### Given task:
Pull every line holding the string "Renkler" from the records below.

Records that describe figures
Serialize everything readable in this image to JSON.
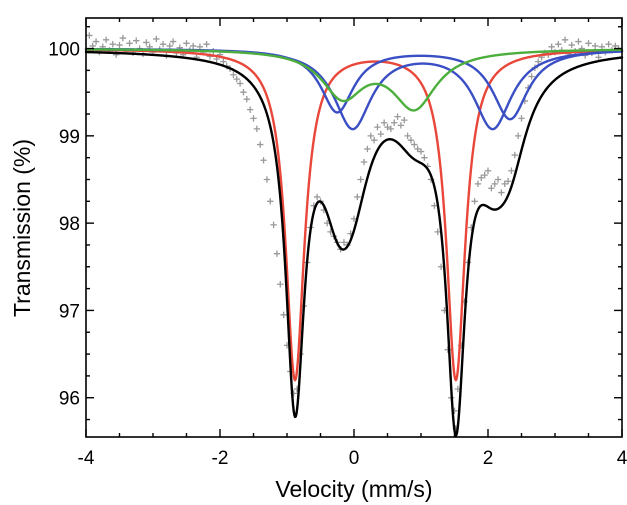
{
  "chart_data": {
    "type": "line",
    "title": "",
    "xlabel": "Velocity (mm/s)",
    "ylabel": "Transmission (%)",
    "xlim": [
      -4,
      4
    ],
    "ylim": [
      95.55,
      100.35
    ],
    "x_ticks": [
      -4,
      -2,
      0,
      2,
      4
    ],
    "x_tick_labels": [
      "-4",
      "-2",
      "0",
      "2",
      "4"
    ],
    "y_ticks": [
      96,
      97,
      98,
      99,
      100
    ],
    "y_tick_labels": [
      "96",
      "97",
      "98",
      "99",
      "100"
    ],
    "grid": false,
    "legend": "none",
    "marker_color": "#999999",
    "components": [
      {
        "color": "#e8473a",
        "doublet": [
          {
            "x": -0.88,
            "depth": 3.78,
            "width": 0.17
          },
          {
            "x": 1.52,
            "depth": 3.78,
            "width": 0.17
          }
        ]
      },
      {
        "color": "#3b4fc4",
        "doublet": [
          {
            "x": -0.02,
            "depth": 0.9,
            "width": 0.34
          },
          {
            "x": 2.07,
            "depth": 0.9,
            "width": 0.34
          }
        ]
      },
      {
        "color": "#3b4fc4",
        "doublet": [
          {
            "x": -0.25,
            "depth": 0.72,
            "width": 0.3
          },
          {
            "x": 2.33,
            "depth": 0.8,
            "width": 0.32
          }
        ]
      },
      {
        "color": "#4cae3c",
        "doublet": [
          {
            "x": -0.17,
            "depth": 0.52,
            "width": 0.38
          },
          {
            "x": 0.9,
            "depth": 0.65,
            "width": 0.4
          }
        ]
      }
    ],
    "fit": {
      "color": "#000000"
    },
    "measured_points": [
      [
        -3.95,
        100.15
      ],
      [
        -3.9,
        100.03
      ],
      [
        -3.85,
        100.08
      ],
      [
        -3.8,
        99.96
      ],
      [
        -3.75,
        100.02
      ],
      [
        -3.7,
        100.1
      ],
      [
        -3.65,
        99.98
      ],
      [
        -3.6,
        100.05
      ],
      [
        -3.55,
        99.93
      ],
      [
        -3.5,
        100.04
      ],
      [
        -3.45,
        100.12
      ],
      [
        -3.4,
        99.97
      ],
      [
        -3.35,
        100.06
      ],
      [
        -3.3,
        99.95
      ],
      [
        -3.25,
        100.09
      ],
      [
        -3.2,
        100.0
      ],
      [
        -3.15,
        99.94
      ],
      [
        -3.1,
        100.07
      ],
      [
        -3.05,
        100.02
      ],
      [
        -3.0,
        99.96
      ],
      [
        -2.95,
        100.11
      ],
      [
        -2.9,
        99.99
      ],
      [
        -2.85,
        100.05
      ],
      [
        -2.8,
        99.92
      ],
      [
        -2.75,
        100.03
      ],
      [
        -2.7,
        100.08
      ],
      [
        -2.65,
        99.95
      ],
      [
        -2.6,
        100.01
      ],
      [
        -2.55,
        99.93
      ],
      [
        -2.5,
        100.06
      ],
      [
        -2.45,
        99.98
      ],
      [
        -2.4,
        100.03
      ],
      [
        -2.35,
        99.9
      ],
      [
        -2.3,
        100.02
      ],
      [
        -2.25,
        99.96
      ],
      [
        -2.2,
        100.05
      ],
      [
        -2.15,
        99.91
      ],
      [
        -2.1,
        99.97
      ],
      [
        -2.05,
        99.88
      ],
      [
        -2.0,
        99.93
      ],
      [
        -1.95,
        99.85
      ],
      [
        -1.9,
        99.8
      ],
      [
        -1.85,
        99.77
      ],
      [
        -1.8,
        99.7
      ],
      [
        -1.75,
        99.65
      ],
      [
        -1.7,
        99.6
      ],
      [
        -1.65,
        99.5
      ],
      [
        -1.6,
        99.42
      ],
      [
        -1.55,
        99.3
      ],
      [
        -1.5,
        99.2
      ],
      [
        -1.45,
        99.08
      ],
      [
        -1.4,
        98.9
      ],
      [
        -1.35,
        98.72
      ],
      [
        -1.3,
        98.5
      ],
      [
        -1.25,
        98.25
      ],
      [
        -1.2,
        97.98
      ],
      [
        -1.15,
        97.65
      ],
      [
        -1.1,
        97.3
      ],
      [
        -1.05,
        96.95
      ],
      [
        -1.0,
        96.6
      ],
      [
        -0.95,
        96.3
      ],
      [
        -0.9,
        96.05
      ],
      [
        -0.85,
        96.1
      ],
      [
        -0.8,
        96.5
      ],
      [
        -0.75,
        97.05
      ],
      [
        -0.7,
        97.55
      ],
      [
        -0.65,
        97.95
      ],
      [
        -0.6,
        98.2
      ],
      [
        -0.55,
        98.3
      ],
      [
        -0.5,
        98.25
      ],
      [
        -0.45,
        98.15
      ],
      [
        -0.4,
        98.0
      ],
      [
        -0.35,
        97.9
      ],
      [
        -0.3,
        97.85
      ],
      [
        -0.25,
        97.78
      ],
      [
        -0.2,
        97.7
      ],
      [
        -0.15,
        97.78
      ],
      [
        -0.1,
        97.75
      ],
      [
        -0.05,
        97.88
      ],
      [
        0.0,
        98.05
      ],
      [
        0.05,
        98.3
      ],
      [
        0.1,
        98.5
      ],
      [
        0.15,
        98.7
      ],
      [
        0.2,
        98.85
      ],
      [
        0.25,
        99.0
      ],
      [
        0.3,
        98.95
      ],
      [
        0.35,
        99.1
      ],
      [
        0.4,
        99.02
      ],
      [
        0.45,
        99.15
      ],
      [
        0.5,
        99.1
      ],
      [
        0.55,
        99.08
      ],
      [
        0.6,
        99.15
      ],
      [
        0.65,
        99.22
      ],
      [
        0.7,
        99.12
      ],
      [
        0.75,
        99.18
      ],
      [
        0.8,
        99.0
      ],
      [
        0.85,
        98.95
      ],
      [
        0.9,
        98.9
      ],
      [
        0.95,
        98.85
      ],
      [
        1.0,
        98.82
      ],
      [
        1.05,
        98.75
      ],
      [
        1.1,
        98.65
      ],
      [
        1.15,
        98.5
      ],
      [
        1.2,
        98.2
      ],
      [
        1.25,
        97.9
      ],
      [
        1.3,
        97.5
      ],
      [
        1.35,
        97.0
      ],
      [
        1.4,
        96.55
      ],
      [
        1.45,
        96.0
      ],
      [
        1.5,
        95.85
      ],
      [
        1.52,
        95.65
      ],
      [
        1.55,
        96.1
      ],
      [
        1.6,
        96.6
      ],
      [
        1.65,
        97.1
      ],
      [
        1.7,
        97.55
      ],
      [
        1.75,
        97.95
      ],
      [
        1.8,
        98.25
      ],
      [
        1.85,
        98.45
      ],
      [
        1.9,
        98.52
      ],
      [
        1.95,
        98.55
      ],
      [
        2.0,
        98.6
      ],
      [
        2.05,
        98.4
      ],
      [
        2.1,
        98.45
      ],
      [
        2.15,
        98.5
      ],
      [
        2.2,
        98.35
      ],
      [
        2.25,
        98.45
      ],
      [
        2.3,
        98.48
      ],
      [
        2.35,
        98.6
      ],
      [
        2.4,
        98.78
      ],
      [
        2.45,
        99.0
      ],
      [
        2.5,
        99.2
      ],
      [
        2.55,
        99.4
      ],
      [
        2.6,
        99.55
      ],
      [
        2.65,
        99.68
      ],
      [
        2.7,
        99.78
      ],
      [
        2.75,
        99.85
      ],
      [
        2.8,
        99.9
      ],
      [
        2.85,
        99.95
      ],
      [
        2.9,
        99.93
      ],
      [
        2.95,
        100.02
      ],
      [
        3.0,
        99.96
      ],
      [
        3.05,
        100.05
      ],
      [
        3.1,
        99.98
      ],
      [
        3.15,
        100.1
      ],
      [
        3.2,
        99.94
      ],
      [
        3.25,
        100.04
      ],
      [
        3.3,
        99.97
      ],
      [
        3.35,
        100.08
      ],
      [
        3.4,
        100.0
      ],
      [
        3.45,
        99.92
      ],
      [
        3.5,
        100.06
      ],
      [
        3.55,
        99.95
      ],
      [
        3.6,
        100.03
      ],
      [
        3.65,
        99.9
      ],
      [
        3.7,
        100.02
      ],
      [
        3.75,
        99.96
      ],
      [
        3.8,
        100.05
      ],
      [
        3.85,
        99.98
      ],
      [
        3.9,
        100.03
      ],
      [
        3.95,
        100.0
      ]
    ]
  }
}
...
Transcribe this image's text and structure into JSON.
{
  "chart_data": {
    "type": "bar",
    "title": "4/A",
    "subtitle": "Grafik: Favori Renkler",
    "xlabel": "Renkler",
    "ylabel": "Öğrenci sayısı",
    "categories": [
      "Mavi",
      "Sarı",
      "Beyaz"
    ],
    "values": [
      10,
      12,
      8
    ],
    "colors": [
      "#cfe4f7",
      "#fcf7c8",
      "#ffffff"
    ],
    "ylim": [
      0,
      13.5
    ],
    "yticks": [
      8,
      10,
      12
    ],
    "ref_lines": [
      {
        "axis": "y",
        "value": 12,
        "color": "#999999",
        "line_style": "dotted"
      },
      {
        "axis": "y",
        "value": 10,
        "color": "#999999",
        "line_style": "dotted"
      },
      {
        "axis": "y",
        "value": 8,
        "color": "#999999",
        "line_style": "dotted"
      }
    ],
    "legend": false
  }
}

### Result for this task:
    "subtitle": "Grafik: Favori Renkler",
    "xlabel": "Renkler",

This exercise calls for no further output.